(What is needed): Quote the listing below in its entirety.

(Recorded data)
━━━━━━━━
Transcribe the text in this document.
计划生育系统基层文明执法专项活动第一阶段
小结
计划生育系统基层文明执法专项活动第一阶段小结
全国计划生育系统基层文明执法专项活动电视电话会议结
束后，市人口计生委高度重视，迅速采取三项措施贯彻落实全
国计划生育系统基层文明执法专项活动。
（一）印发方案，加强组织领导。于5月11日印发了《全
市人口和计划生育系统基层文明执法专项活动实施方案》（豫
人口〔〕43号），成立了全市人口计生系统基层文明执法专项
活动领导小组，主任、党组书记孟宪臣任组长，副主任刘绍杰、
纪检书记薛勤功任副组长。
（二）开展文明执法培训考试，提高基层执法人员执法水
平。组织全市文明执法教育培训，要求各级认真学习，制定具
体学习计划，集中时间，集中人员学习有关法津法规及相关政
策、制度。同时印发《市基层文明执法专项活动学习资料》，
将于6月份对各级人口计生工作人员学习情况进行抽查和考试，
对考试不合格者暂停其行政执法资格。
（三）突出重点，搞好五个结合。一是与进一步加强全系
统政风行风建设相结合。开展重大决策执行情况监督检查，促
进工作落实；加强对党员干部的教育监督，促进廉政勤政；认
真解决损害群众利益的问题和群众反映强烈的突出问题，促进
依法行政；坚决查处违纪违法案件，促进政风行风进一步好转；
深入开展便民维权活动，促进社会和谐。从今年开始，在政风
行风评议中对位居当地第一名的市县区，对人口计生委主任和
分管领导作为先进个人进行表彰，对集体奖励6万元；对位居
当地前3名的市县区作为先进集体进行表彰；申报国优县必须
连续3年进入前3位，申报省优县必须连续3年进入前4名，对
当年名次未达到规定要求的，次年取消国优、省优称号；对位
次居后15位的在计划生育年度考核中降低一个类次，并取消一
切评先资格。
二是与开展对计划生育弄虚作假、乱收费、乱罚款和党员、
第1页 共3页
━━━━━━━━
(The result):
Transcribe the text in this document.
计划生育系统基层文明执法专项活动第一阶段
小结
计划生育系统基层文明执法专项活动第一阶段小结
全国计划生育系统基层文明执法专项活动电视电话会议结
束后，市人口计生委高度重视，迅速采取三项措施贯彻落实全
国计划生育系统基层文明执法专项活动。
（一）印发方案，加强组织领导。于5月11日印发了《全
市人口和计划生育系统基层文明执法专项活动实施方案》（豫
人口〔〕43号），成立了全市人口计生系统基层文明执法专项
活动领导小组，主任、党组书记孟宪臣任组长，副主任刘绍杰、
纪检书记薛勤功任副组长。
（二）开展文明执法培训考试，提高基层执法人员执法水
平。组织全市文明执法教育培训，要求各级认真学习，制定具
体学习计划，集中时间，集中人员学习有关法津法规及相关政
策、制度。同时印发《市基层文明执法专项活动学习资料》，
将于6月份对各级人口计生工作人员学习情况进行抽查和考试，
对考试不合格者暂停其行政执法资格。
（三）突出重点，搞好五个结合。一是与进一步加强全系
统政风行风建设相结合。开展重大决策执行情况监督检查，促
进工作落实；加强对党员干部的教育监督，促进廉政勤政；认
真解决损害群众利益的问题和群众反映强烈的突出问题，促进
依法行政；坚决查处违纪违法案件，促进政风行风进一步好转；
深入开展便民维权活动，促进社会和谐。从今年开始，在政风
行风评议中对位居当地第一名的市县区，对人口计生委主任和
分管领导作为先进个人进行表彰，对集体奖励6万元；对位居
当地前3名的市县区作为先进集体进行表彰；申报国优县必须
连续3年进入前3位，申报省优县必须连续3年进入前4名，对
当年名次未达到规定要求的，次年取消国优、省优称号；对位
次居后15位的在计划生育年度考核中降低一个类次，并取消一
切评先资格。
二是与开展对计划生育弄虚作假、乱收费、乱罚款和党员、
第1页 共3页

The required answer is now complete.